▶ **Dataset**:
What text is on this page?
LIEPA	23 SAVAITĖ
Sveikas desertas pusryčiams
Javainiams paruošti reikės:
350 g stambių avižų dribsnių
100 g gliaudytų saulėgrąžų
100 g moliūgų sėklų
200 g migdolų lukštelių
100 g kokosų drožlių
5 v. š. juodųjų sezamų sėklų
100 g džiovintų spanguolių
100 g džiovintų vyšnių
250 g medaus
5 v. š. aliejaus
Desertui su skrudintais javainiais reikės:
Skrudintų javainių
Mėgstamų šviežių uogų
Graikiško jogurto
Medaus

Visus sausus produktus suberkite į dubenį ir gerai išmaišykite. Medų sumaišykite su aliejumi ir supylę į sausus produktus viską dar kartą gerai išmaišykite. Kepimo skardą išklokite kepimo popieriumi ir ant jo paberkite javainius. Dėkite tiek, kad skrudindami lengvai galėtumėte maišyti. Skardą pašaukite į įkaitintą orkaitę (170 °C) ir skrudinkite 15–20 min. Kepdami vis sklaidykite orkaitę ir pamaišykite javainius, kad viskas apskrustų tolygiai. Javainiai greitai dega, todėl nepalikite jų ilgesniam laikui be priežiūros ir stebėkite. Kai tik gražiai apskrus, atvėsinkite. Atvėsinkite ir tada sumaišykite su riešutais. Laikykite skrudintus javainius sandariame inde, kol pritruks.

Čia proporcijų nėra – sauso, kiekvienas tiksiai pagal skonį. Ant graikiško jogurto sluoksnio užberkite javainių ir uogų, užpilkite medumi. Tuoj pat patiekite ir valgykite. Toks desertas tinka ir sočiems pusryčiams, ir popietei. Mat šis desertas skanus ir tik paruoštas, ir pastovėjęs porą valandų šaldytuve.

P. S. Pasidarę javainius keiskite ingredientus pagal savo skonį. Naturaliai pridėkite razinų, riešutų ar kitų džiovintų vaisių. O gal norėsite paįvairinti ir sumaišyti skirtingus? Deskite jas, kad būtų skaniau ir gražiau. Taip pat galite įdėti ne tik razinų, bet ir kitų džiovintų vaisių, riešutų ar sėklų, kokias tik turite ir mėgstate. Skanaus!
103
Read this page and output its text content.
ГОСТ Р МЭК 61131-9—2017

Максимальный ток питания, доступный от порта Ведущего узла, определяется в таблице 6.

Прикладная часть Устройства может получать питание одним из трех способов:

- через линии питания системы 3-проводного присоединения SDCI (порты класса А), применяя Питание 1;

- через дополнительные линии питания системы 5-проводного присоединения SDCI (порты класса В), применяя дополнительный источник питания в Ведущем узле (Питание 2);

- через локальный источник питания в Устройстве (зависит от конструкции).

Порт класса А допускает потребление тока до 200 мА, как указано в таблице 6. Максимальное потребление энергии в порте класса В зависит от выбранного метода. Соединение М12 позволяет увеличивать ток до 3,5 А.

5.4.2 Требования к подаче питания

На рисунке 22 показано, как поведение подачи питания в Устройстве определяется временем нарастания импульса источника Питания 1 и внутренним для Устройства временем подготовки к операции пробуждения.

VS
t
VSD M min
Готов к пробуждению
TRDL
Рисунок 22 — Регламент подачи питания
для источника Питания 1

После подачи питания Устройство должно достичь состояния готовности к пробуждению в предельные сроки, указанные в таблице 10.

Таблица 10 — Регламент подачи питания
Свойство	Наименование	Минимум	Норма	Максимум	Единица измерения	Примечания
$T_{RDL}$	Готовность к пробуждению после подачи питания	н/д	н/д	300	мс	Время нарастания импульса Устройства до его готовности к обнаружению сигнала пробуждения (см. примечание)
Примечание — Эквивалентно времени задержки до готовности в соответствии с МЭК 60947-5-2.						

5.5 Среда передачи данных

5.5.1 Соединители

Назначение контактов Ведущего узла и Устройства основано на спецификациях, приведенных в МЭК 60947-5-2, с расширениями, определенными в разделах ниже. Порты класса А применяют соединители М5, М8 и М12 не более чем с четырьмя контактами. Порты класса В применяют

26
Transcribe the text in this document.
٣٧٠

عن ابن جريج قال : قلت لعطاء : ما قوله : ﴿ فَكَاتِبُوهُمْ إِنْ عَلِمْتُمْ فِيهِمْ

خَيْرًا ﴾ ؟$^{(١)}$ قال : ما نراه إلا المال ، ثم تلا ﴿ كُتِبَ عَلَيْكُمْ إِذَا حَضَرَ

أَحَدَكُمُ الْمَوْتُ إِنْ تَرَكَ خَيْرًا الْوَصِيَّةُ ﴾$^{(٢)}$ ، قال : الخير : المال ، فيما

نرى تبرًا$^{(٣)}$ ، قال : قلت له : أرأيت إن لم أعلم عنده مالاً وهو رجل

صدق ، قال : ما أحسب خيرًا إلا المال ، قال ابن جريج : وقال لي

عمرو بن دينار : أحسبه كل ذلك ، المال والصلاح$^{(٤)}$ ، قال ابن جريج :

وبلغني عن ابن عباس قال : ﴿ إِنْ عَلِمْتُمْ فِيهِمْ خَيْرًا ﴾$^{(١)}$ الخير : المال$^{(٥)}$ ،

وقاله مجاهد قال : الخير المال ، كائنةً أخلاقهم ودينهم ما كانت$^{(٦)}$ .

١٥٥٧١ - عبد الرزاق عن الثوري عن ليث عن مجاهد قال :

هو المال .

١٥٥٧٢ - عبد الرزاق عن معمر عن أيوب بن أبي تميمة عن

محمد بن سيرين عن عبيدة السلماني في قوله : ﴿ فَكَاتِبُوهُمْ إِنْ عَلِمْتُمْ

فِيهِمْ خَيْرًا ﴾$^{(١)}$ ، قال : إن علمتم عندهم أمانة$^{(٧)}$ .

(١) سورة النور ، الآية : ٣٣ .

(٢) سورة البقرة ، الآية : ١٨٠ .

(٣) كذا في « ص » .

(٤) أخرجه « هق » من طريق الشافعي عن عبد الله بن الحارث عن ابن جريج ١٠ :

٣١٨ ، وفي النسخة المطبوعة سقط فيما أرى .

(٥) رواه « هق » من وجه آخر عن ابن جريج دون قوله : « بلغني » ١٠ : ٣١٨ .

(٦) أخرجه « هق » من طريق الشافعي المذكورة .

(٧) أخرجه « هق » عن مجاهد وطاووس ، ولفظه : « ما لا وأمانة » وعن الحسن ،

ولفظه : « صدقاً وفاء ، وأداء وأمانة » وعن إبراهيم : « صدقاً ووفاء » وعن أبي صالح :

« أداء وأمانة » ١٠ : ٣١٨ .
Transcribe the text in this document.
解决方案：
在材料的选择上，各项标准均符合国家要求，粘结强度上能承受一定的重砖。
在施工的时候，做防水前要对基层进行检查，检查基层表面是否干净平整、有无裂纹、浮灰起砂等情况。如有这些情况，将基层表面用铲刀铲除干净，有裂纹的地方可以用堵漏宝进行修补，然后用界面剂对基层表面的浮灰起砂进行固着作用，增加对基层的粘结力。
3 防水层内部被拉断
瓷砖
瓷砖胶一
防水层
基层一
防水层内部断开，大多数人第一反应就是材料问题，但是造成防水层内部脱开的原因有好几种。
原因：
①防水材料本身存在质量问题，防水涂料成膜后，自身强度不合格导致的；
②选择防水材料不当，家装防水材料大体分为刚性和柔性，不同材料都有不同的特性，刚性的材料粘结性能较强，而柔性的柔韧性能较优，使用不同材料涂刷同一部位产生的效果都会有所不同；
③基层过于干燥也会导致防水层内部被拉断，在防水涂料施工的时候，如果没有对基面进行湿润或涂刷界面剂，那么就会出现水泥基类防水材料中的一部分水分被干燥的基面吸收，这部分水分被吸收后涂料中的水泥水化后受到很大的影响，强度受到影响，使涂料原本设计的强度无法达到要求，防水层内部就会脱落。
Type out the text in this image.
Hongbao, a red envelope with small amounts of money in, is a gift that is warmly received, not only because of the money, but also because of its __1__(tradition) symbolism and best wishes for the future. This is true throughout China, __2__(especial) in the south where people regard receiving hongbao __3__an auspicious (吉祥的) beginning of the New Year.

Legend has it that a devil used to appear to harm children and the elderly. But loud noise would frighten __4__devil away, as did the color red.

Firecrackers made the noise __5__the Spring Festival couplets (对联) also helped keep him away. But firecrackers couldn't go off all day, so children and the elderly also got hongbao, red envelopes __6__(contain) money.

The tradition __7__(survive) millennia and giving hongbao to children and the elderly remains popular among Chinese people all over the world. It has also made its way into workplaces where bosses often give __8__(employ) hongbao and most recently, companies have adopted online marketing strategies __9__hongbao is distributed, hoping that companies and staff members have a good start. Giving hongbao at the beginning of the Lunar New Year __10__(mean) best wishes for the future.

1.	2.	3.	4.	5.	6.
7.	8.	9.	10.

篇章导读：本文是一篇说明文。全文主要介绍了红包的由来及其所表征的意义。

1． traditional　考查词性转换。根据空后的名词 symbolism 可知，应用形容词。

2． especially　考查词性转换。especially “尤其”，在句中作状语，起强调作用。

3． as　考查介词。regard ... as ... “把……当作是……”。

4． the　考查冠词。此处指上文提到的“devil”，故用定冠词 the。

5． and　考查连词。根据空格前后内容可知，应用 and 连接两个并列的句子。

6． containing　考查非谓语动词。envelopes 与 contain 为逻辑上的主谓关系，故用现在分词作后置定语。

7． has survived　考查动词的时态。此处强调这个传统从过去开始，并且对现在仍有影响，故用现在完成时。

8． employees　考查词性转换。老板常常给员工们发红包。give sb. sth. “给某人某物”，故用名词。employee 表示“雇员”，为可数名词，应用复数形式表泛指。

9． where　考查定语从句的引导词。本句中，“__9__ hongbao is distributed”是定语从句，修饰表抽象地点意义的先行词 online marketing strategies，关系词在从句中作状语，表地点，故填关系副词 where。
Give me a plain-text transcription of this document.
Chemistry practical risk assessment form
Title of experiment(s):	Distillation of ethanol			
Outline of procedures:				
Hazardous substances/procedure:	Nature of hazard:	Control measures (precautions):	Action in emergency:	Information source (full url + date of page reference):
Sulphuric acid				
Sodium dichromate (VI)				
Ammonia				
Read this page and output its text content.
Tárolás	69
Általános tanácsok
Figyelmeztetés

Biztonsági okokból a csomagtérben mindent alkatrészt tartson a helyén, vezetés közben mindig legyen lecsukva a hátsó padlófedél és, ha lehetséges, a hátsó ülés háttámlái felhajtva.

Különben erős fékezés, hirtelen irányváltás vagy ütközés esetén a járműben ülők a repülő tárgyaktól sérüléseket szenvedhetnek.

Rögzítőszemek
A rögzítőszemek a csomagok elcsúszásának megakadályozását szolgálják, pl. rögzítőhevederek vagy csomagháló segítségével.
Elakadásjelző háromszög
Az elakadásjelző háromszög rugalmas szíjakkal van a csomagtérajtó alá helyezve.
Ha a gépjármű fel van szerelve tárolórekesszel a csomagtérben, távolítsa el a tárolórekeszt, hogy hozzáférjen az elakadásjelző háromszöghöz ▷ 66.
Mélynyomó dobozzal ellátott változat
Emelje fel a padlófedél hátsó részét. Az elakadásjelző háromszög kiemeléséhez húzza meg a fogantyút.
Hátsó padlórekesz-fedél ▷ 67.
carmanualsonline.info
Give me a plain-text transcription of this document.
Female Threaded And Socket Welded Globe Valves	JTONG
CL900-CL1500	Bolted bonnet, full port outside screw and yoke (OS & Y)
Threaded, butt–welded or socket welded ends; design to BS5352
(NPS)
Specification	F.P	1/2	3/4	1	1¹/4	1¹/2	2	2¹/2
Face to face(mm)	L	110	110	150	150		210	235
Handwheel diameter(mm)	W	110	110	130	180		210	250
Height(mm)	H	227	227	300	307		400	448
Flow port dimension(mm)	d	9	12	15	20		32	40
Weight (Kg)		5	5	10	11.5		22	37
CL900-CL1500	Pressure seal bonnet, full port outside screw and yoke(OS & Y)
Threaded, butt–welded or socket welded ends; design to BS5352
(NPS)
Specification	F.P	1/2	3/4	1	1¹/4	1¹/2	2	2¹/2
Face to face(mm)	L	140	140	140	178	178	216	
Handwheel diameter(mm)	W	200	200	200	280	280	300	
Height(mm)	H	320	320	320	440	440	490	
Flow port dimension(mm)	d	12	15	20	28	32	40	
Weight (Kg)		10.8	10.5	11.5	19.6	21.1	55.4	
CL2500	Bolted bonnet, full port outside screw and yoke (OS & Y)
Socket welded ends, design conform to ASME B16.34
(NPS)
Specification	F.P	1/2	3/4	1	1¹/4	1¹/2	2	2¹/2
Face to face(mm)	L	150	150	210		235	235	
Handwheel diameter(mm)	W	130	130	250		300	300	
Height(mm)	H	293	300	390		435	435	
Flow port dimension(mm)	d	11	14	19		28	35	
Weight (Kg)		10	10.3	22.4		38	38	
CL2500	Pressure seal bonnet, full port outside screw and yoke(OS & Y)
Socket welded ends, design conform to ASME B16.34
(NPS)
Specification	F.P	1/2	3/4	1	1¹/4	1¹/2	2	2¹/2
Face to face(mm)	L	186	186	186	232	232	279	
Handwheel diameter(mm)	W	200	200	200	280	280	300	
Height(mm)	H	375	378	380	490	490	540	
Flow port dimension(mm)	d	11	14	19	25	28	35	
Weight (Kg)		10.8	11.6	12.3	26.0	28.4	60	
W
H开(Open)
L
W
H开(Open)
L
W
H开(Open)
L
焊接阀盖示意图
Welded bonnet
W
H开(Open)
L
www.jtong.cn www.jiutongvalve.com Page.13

▶ **Work instructions**: Extract each line holding the word "سورة" from the records.

▶ **Result for this exercise**:
(١) سورة النور ، الآية : ٣٣ .
(٢) سورة البقرة ، الآية : ١٨٠ .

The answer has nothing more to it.